Directive A: Retype the part of the interim statement starting at "The findings in" and ending at "our long-term observers.".

Passage given:
Overall the MOG consisted of 77 observers, from a range of countries, including:
Australia, Canada, the Federated States of Micronesia, France, French Polynesia, India, Indonesia, Japan, New Zealand, Papua New Guinea, the Republic of Korea, Rwanda, Solomon Islands, Tonga, the United Kingdom, the United States of America and Vanuatu.
Today we, the MOG co-chairs, are here to hand down our interim statement on the conduct of the 2018 General Election. We understand that there still is voting to take place tomorrow at 25 polling stations due to inclement weather conditions on Election Day – however as voting and counting has concluded at more than 98 per cent of polling stations at this time, we think it remains appropriate for us to deliver this statement today as scheduled.
Please note that these are only interim findings, and that the MOG will issue a detailed final report containing recommendations, following the conclusion of all electoral processes - including the voting at polling venues where voting was suspended, the dissemination of the final results, as well as the formal dispute period.
The findings in this interim statement have been formed through the systematic collection of information by all of our observers – who visited more than 460 polling stations on Election Day across all four divisions – and reflects a consolidated view that reflects their observations and perspectives from pre-polling and Election Day, as well as the weeks preceding. It also reflects analysis that has been done on the overall electoral landscape here in Fiji by our long-term observers.
We wish to congratulate the people of Fiji on the conduct of the election. We note that while the campaign has been robust, Election Day was peaceful and free of any security incidents.
The wet weather conditions on Election Day did make it difficult for many voters. However, all election stakeholders, especially the Fijian Elections Office (FEO), did their best to encourage voters to turn out to vote, and we commend them for that. Our observers also noted the strong enthusiasm amongst the voters who battled the rain to turn out to vote.
The voting process was conducted professionally and largely without error. As we said in our pre-election statement, the MOG has been impressed by the professionalism and transparency of the FEO and its staff. The successful conduct of Election Day was a testament to this professionalism and their degree of preparation. Polling was administered smoothly, and procedures were followed. The vast majority of polling stations were correctly set up, ensuring privacy for voters, and the opening and closing procedures, in the main, were carried out to a high standard. In addition, it is clear that the FEO has taken on board many of the lessons learnt from the 2014 General Election and refined many of its internal processes over the past four years.

Supplied material:

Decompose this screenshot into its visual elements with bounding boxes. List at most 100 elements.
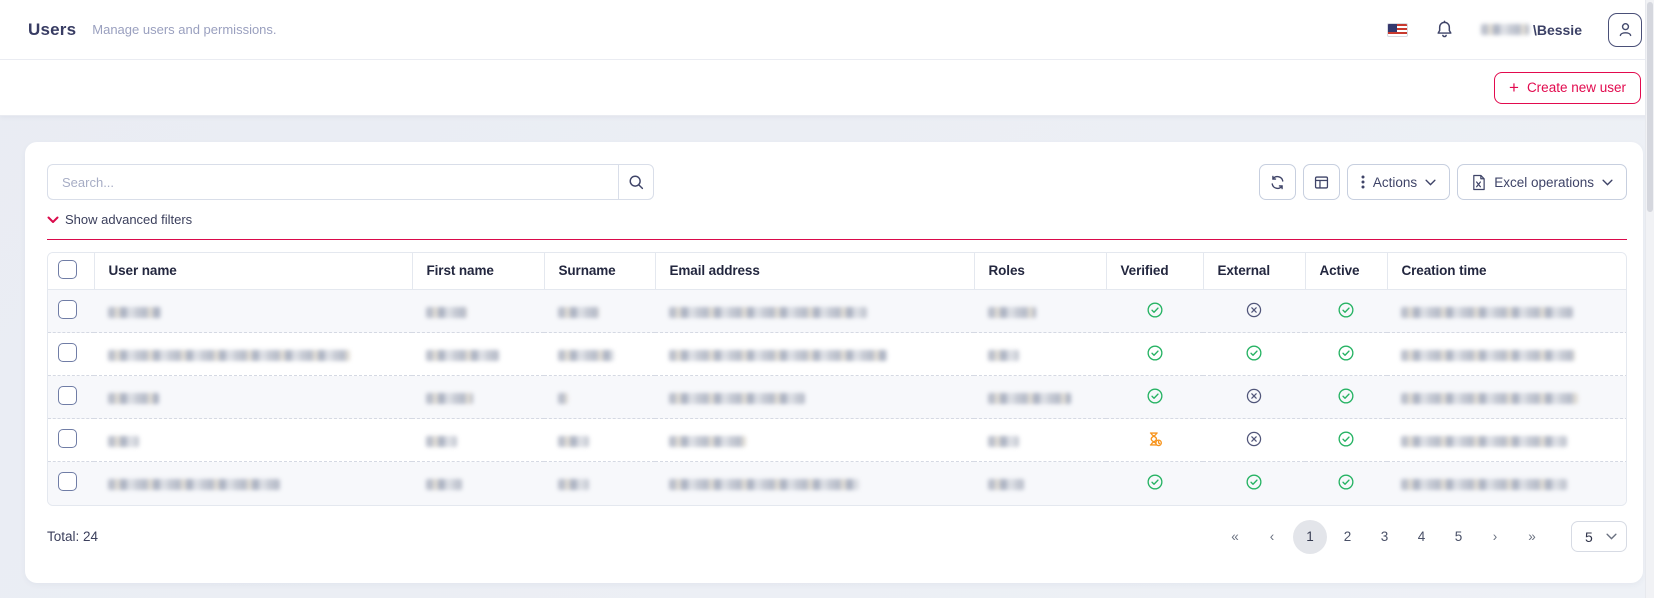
notifications-button[interactable] [1434, 19, 1455, 40]
cross-circle-icon [1245, 387, 1263, 405]
table-row[interactable] [48, 290, 1627, 333]
cell-surname [544, 376, 655, 419]
pagination-next[interactable]: › [1477, 520, 1514, 554]
table-row[interactable] [48, 333, 1627, 376]
search-icon [627, 173, 646, 192]
redacted-creation [1401, 393, 1578, 404]
check-circle-icon [1146, 387, 1164, 405]
verified-status-cell [1106, 462, 1203, 505]
verified-status-cell [1106, 376, 1203, 419]
row-checkbox-cell [48, 333, 94, 376]
cell-surname [544, 290, 655, 333]
cell-creation [1387, 333, 1627, 376]
redacted-creation [1401, 350, 1575, 361]
pagination-page-4[interactable]: 4 [1403, 520, 1440, 554]
refresh-icon [1269, 174, 1286, 191]
users-table: User nameFirst nameSurnameEmail addressR… [47, 252, 1627, 506]
column-header-username[interactable]: User name [94, 253, 412, 290]
cell-username [94, 462, 412, 505]
page-subtitle: Manage users and permissions. [92, 22, 276, 37]
column-header-verified[interactable]: Verified [1106, 253, 1203, 290]
redacted-tenant-name [1481, 24, 1529, 35]
column-header-surname[interactable]: Surname [544, 253, 655, 290]
redacted-surname [558, 479, 589, 490]
cell-roles [974, 462, 1106, 505]
redacted-username [108, 479, 280, 490]
create-new-user-button[interactable]: + Create new user [1494, 72, 1641, 104]
redacted-roles [988, 479, 1024, 490]
row-checkbox-cell [48, 462, 94, 505]
column-header-active[interactable]: Active [1305, 253, 1387, 290]
redacted-username [108, 350, 350, 361]
column-settings-button[interactable] [1303, 164, 1340, 200]
redacted-email [669, 350, 887, 361]
row-checkbox-cell [48, 419, 94, 462]
redacted-surname [558, 393, 568, 404]
show-advanced-filters-toggle[interactable]: Show advanced filters [47, 212, 192, 227]
scrollbar-thumb[interactable] [1647, 2, 1653, 212]
column-header-creation[interactable]: Creation time [1387, 253, 1627, 290]
profile-avatar-button[interactable] [1608, 13, 1642, 47]
search-input[interactable] [47, 164, 618, 200]
redacted-username [108, 307, 161, 318]
pagination-prev[interactable]: ‹ [1254, 520, 1291, 554]
active-status-cell [1305, 462, 1387, 505]
cell-firstname [412, 462, 544, 505]
row-checkbox[interactable] [58, 472, 77, 491]
pagination-page-3[interactable]: 3 [1366, 520, 1403, 554]
cell-creation [1387, 419, 1627, 462]
cell-firstname [412, 419, 544, 462]
row-checkbox[interactable] [58, 343, 77, 362]
column-header-external[interactable]: External [1203, 253, 1305, 290]
chevron-down-icon [1602, 179, 1613, 186]
search-button[interactable] [618, 164, 654, 200]
redacted-surname [558, 350, 614, 361]
redacted-email [669, 393, 805, 404]
plus-icon: + [1509, 79, 1519, 96]
column-header-email[interactable]: Email address [655, 253, 974, 290]
row-checkbox[interactable] [58, 300, 77, 319]
redacted-surname [558, 436, 589, 447]
table-row[interactable] [48, 419, 1627, 462]
pagination: «‹12345›» [1217, 520, 1551, 554]
table-row[interactable] [48, 376, 1627, 419]
language-flag-icon[interactable] [1387, 23, 1408, 37]
refresh-button[interactable] [1259, 164, 1296, 200]
cell-roles [974, 376, 1106, 419]
cell-surname [544, 333, 655, 376]
external-status-cell [1203, 462, 1305, 505]
cell-firstname [412, 333, 544, 376]
verified-status-cell [1106, 419, 1203, 462]
redacted-email [669, 479, 859, 490]
check-circle-icon [1337, 387, 1355, 405]
pagination-page-5[interactable]: 5 [1440, 520, 1477, 554]
page-size-select[interactable]: 5 [1571, 521, 1627, 552]
row-checkbox[interactable] [58, 386, 77, 405]
column-header-roles[interactable]: Roles [974, 253, 1106, 290]
table-row[interactable] [48, 462, 1627, 505]
pagination-last[interactable]: » [1514, 520, 1551, 554]
topbar: Users Manage users and permissions. \Bes… [0, 0, 1654, 60]
select-all-checkbox[interactable] [58, 260, 77, 279]
cell-roles [974, 333, 1106, 376]
current-user-menu[interactable]: \Bessie [1481, 22, 1582, 38]
column-header-firstname[interactable]: First name [412, 253, 544, 290]
check-circle-icon [1146, 344, 1164, 362]
pending-hourglass-icon [1146, 430, 1164, 448]
redacted-creation [1401, 307, 1573, 318]
row-checkbox[interactable] [58, 429, 77, 448]
excel-operations-button[interactable]: Excel operations [1457, 164, 1627, 200]
pagination-page-2[interactable]: 2 [1329, 520, 1366, 554]
redacted-firstname [426, 479, 462, 490]
check-circle-icon [1337, 473, 1355, 491]
pagination-page-1[interactable]: 1 [1293, 520, 1327, 554]
redacted-email [669, 436, 746, 447]
redacted-firstname [426, 436, 457, 447]
bell-icon [1434, 19, 1455, 40]
pagination-first[interactable]: « [1217, 520, 1254, 554]
check-circle-icon [1245, 473, 1263, 491]
check-circle-icon [1146, 301, 1164, 319]
actions-dropdown-button[interactable]: Actions [1347, 164, 1450, 200]
scrollbar-track[interactable] [1645, 0, 1654, 598]
cell-email [655, 376, 974, 419]
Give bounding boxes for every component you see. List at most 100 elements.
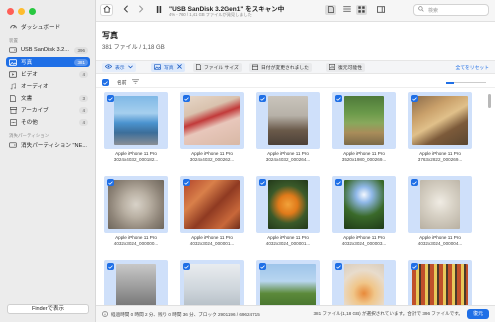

Directive B: In the entries, repeat the lines starting at the line that contains "notifications-button[interactable] [1434, 19, 1455, 40]" and ending at the line that contains "cell-creation [1387, 333, 1627, 376]", with both of those lines included.

Written response A:
The findings in this interim statement have been formed through the systematic collection of information by all of our observers – who visited more than 460 polling stations on Election Day across all four divisions – and reflects a consolidated view that reflects their observations and perspectives from pre-polling and Election Day, as well as the weeks preceding. It also reflects analysis that has been done on the overall electoral landscape here in Fiji by our long-term observers.

Written response B:
notifications-button[interactable] [1434, 19, 1455, 40]
cross-circle-icon [1245, 387, 1263, 405]
table-row[interactable] [48, 290, 1627, 333]
cell-surname [544, 376, 655, 419]
pagination-next[interactable]: › [1477, 520, 1514, 554]
table-row[interactable] [48, 333, 1627, 376]
search-icon [627, 173, 646, 192]
redacted-creation [1401, 393, 1578, 404]
check-circle-icon [1146, 387, 1164, 405]
verified-status-cell [1106, 462, 1203, 505]
verified-status-cell [1106, 376, 1203, 419]
row-checkbox-cell [48, 333, 94, 376]
cell-surname [544, 290, 655, 333]
cell-creation [1387, 333, 1627, 376]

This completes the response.